# Objective:
Among the entries, which lines carry the string "Единый"? Copy each of them.

# Records to use:
-------

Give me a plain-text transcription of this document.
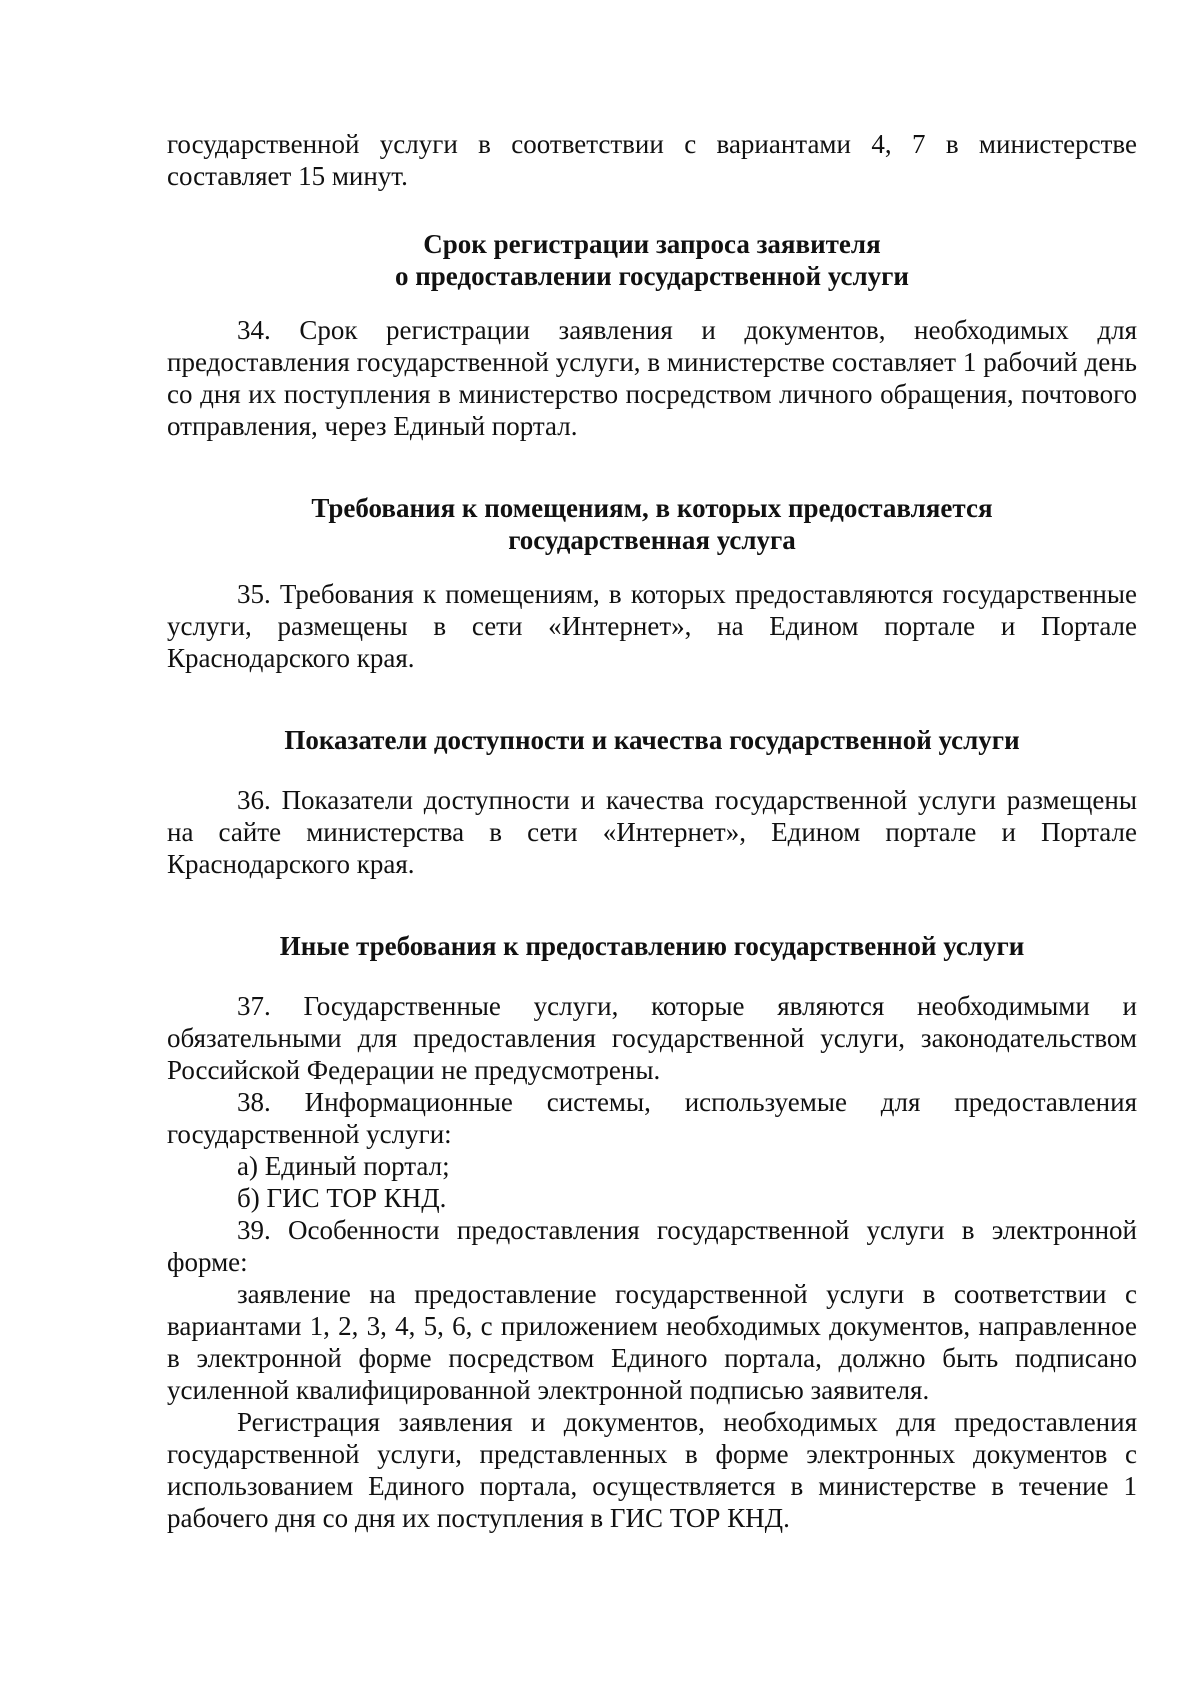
государственной услуги в соответствии с вариантами 4, 7 в министерстве составляет 15 минут.

Срок регистрации запроса заявителя
о предоставлении государственной услуги

34. Срок регистрации заявления и документов, необходимых для предоставления государственной услуги, в министерстве составляет 1 рабочий день со дня их поступления в министерство посредством личного обращения, почтового отправления, через Единый портал.

Требования к помещениям, в которых предоставляется
государственная услуга

35. Требования к помещениям, в которых предоставляются государственные услуги, размещены в сети «Интернет», на Едином портале и Портале Краснодарского края.

Показатели доступности и качества государственной услуги

36. Показатели доступности и качества государственной услуги размещены на сайте министерства в сети «Интернет», Едином портале и Портале Краснодарского края.

Иные требования к предоставлению государственной услуги

37. Государственные услуги, которые являются необходимыми и обязательными для предоставления государственной услуги, законодательством Российской Федерации не предусмотрены.

38. Информационные системы, используемые для предоставления государственной услуги:

а) Единый портал;

б) ГИС ТОР КНД.

39. Особенности предоставления государственной услуги в электронной форме:

заявление на предоставление государственной услуги в соответствии с вариантами 1, 2, 3, 4, 5, 6, с приложением необходимых документов, направленное в электронной форме посредством Единого портала, должно быть подписано усиленной квалифицированной электронной подписью заявителя.

Регистрация заявления и документов, необходимых для предоставления государственной услуги, представленных в форме электронных документов с использованием Единого портала, осуществляется в министерстве в течение 1 рабочего дня со дня их поступления в ГИС ТОР КНД.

-------

# Written solution:
34. Срок регистрации заявления и документов, необходимых для предоставления государственной услуги, в министерстве составляет 1 рабочий день со дня их поступления в министерство посредством личного обращения, почтового отправления, через Единый портал.
а) Единый портал;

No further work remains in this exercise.